— BEGIN —

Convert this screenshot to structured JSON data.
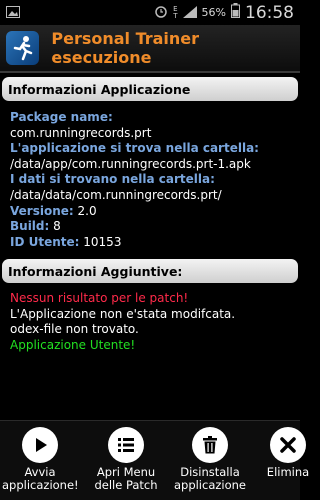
{
  "status_bar": {
    "time": "16:58",
    "battery_percent": "56%",
    "network_label": [
      "E",
      "T"
    ],
    "icons": [
      "image-icon",
      "alarm-icon",
      "network-icon",
      "signal-icon",
      "battery-icon"
    ]
  },
  "app": {
    "title": "Personal Trainer esecuzione",
    "icon": "runner-icon"
  },
  "sections": {
    "app_info": {
      "header": "Informazioni Applicazione",
      "package_label": "Package name:",
      "package_value": "com.runningrecords.prt",
      "location_label": "L'applicazione si trova nella cartella:",
      "location_value": "/data/app/com.runningrecords.prt-1.apk",
      "data_label": "I dati si trovano nella cartella:",
      "data_value": "/data/data/com.runningrecords.prt/",
      "version_label": "Versione:",
      "version_value": "2.0",
      "build_label": "Build:",
      "build_value": "8",
      "uid_label": "ID Utente:",
      "uid_value": "10153"
    },
    "extra_info": {
      "header": "Informazioni Aggiuntive:",
      "patch_result": "Nessun risultato per le patch!",
      "unmodified": "L'Applicazione non e'stata modifcata.",
      "odex": "odex-file non trovato.",
      "user_app": "Applicazione Utente!"
    }
  },
  "actions": [
    {
      "line1": "Avvia",
      "line2": "applicazione!",
      "icon": "play-icon"
    },
    {
      "line1": "Apri Menu",
      "line2": "delle Patch",
      "icon": "list-icon"
    },
    {
      "line1": "Disinstalla",
      "line2": "applicazione",
      "icon": "trash-icon"
    },
    {
      "line1": "Elimina",
      "line2": "",
      "icon": "close-icon"
    }
  ],
  "colors": {
    "title": "#f08c2a",
    "label": "#7aa6de",
    "error": "#ff2a4a",
    "success": "#22e022"
  }
}
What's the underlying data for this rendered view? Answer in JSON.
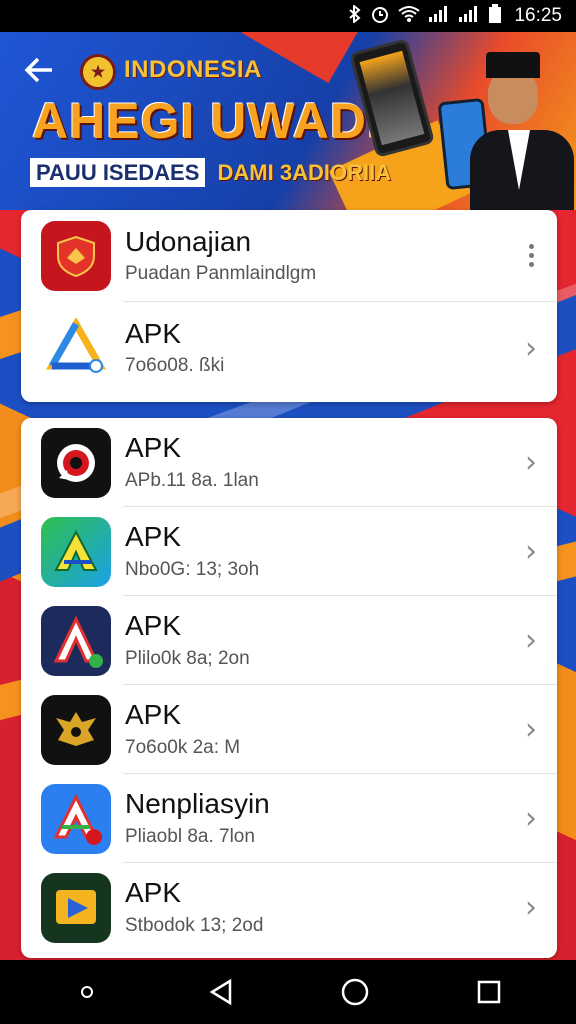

— END —

* Your task: Return all the entries word for word, but omit any pictures they contain.

* Complete output:
Convert this screenshot to structured JSON data.
{
  "status_bar": {
    "time": "16:58",
    "battery_percent": "56%",
    "network_label": [
      "E",
      "T"
    ],
    "icons": [
      "image-icon",
      "alarm-icon",
      "network-icon",
      "signal-icon",
      "battery-icon"
    ]
  },
  "app": {
    "title": "Personal Trainer esecuzione",
    "icon": "runner-icon"
  },
  "sections": {
    "app_info": {
      "header": "Informazioni Applicazione",
      "package_label": "Package name:",
      "package_value": "com.runningrecords.prt",
      "location_label": "L'applicazione si trova nella cartella:",
      "location_value": "/data/app/com.runningrecords.prt-1.apk",
      "data_label": "I dati si trovano nella cartella:",
      "data_value": "/data/data/com.runningrecords.prt/",
      "version_label": "Versione:",
      "version_value": "2.0",
      "build_label": "Build:",
      "build_value": "8",
      "uid_label": "ID Utente:",
      "uid_value": "10153"
    },
    "extra_info": {
      "header": "Informazioni Aggiuntive:",
      "patch_result": "Nessun risultato per le patch!",
      "unmodified": "L'Applicazione non e'stata modifcata.",
      "odex": "odex-file non trovato.",
      "user_app": "Applicazione Utente!"
    }
  },
  "actions": [
    {
      "line1": "Avvia",
      "line2": "applicazione!",
      "icon": "play-icon"
    },
    {
      "line1": "Apri Menu",
      "line2": "delle Patch",
      "icon": "list-icon"
    },
    {
      "line1": "Disinstalla",
      "line2": "applicazione",
      "icon": "trash-icon"
    },
    {
      "line1": "Elimina",
      "line2": "",
      "icon": "close-icon"
    }
  ],
  "colors": {
    "title": "#f08c2a",
    "label": "#7aa6de",
    "error": "#ff2a4a",
    "success": "#22e022"
  }
}
What's the underlying data for this rendered view? Answer in JSON.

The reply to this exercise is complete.